TO DO:
Tally the lines that contain the string "involved" and give the number by itself.

EXTRACTED MATERIAL:
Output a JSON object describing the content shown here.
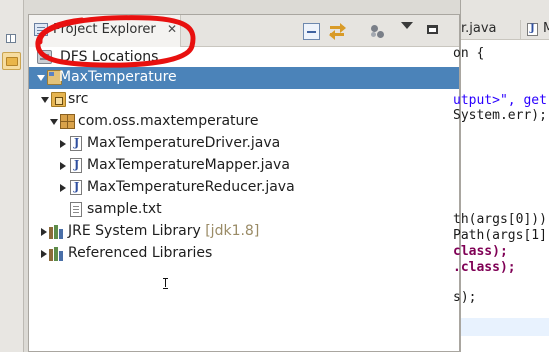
{
  "left_toolbar": {
    "items": [
      {
        "icon": "grid-icon"
      },
      {
        "icon": "folder-icon",
        "active": true
      }
    ]
  },
  "project_explorer": {
    "tab_label": "Project Explorer",
    "tab_close": "✕",
    "toolbar": [
      "collapse-all-icon",
      "link-with-editor-icon",
      "filter-icon",
      "view-menu-icon",
      "minimize-icon"
    ],
    "dfs_locations": {
      "label": "DFS Locations",
      "icon": "dfs-server-icon"
    },
    "tree": [
      {
        "label": "MaxTemperature",
        "icon": "project-icon",
        "expanded": true,
        "selected": true,
        "depth": 0
      },
      {
        "label": "src",
        "icon": "source-folder-icon",
        "expanded": true,
        "depth": 1
      },
      {
        "label": "com.oss.maxtemperature",
        "icon": "package-icon",
        "expanded": true,
        "depth": 2
      },
      {
        "label": "MaxTemperatureDriver.java",
        "icon": "java-file-icon",
        "expanded": false,
        "depth": 3
      },
      {
        "label": "MaxTemperatureMapper.java",
        "icon": "java-file-icon",
        "expanded": false,
        "depth": 3
      },
      {
        "label": "MaxTemperatureReducer.java",
        "icon": "java-file-icon",
        "expanded": false,
        "depth": 3
      },
      {
        "label": "sample.txt",
        "icon": "text-file-icon",
        "depth": 3
      },
      {
        "label": "JRE System Library",
        "suffix": "[jdk1.8]",
        "icon": "library-icon",
        "expanded": false,
        "depth": 1
      },
      {
        "label": "Referenced Libraries",
        "icon": "library-icon",
        "expanded": false,
        "depth": 1
      }
    ]
  },
  "annotation": {
    "shape": "hand-drawn circle",
    "color": "#e8100f"
  },
  "editor": {
    "tabs": [
      {
        "label": "r.java"
      },
      {
        "label": "M",
        "icon": "java-file-icon"
      }
    ],
    "code_lines": [
      {
        "text": "on {"
      },
      {
        "text": "utput>\", get"
      },
      {
        "text": "System.err);"
      },
      {
        "text": "th(args[0]))"
      },
      {
        "text": "Path(args[1]"
      },
      {
        "text": "class);"
      },
      {
        "text": ".class);"
      },
      {
        "text": "s);"
      }
    ]
  },
  "colors": {
    "selection": "#4b83b9",
    "annotation_red": "#e8100f",
    "view_background": "#ffffff",
    "chrome": "#dcdad5"
  }
}
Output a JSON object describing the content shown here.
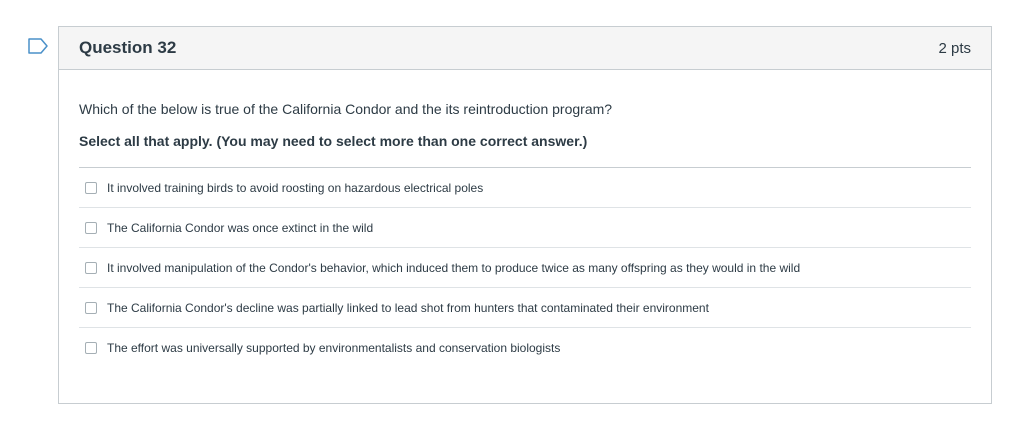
{
  "question": {
    "flag_icon": "flag-outline-icon",
    "title": "Question 32",
    "points": "2 pts",
    "text": "Which of the below is true of the California Condor and the its reintroduction program?",
    "instruction": "Select all that apply. (You may need to select more than one correct answer.)",
    "answers": [
      {
        "label": "It involved training birds to avoid roosting on hazardous electrical poles",
        "checked": false
      },
      {
        "label": "The California Condor was once extinct in the wild",
        "checked": false
      },
      {
        "label": "It involved manipulation of the Condor's behavior, which induced them to produce twice as many offspring as they would in the wild",
        "checked": false
      },
      {
        "label": "The California Condor's decline was partially linked to lead shot from hunters that contaminated their environment",
        "checked": false
      },
      {
        "label": "The effort was universally supported by environmentalists and conservation biologists",
        "checked": false
      }
    ]
  }
}
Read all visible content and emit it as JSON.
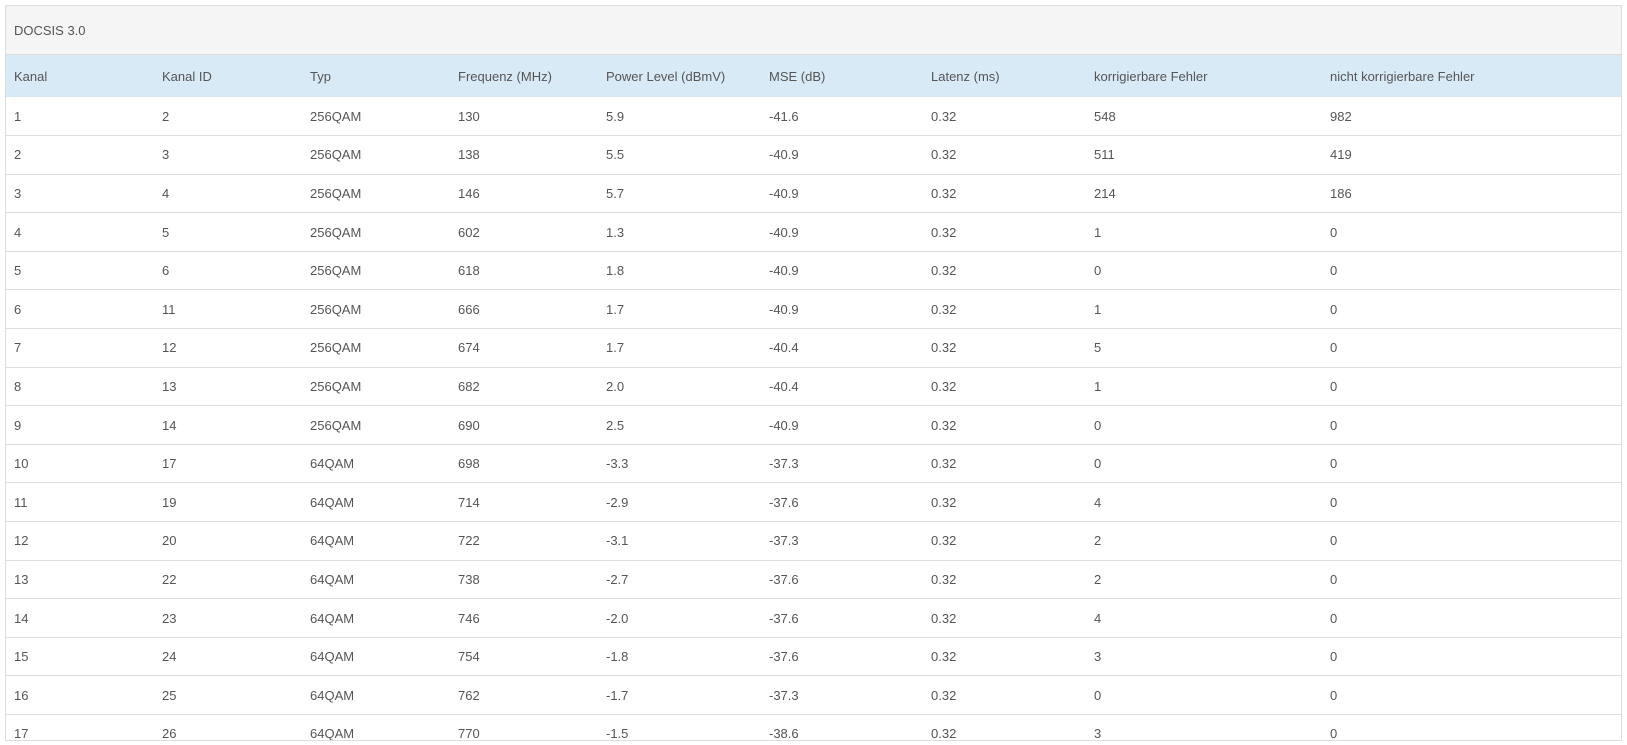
{
  "panel": {
    "title": "DOCSIS 3.0"
  },
  "table": {
    "headers": [
      "Kanal",
      "Kanal ID",
      "Typ",
      "Frequenz (MHz)",
      "Power Level (dBmV)",
      "MSE (dB)",
      "Latenz (ms)",
      "korrigierbare Fehler",
      "nicht korrigierbare Fehler"
    ],
    "rows": [
      [
        "1",
        "2",
        "256QAM",
        "130",
        "5.9",
        "-41.6",
        "0.32",
        "548",
        "982"
      ],
      [
        "2",
        "3",
        "256QAM",
        "138",
        "5.5",
        "-40.9",
        "0.32",
        "511",
        "419"
      ],
      [
        "3",
        "4",
        "256QAM",
        "146",
        "5.7",
        "-40.9",
        "0.32",
        "214",
        "186"
      ],
      [
        "4",
        "5",
        "256QAM",
        "602",
        "1.3",
        "-40.9",
        "0.32",
        "1",
        "0"
      ],
      [
        "5",
        "6",
        "256QAM",
        "618",
        "1.8",
        "-40.9",
        "0.32",
        "0",
        "0"
      ],
      [
        "6",
        "11",
        "256QAM",
        "666",
        "1.7",
        "-40.9",
        "0.32",
        "1",
        "0"
      ],
      [
        "7",
        "12",
        "256QAM",
        "674",
        "1.7",
        "-40.4",
        "0.32",
        "5",
        "0"
      ],
      [
        "8",
        "13",
        "256QAM",
        "682",
        "2.0",
        "-40.4",
        "0.32",
        "1",
        "0"
      ],
      [
        "9",
        "14",
        "256QAM",
        "690",
        "2.5",
        "-40.9",
        "0.32",
        "0",
        "0"
      ],
      [
        "10",
        "17",
        "64QAM",
        "698",
        "-3.3",
        "-37.3",
        "0.32",
        "0",
        "0"
      ],
      [
        "11",
        "19",
        "64QAM",
        "714",
        "-2.9",
        "-37.6",
        "0.32",
        "4",
        "0"
      ],
      [
        "12",
        "20",
        "64QAM",
        "722",
        "-3.1",
        "-37.3",
        "0.32",
        "2",
        "0"
      ],
      [
        "13",
        "22",
        "64QAM",
        "738",
        "-2.7",
        "-37.6",
        "0.32",
        "2",
        "0"
      ],
      [
        "14",
        "23",
        "64QAM",
        "746",
        "-2.0",
        "-37.6",
        "0.32",
        "4",
        "0"
      ],
      [
        "15",
        "24",
        "64QAM",
        "754",
        "-1.8",
        "-37.6",
        "0.32",
        "3",
        "0"
      ],
      [
        "16",
        "25",
        "64QAM",
        "762",
        "-1.7",
        "-37.3",
        "0.32",
        "0",
        "0"
      ],
      [
        "17",
        "26",
        "64QAM",
        "770",
        "-1.5",
        "-38.6",
        "0.32",
        "3",
        "0"
      ]
    ]
  }
}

RESPONSE:
2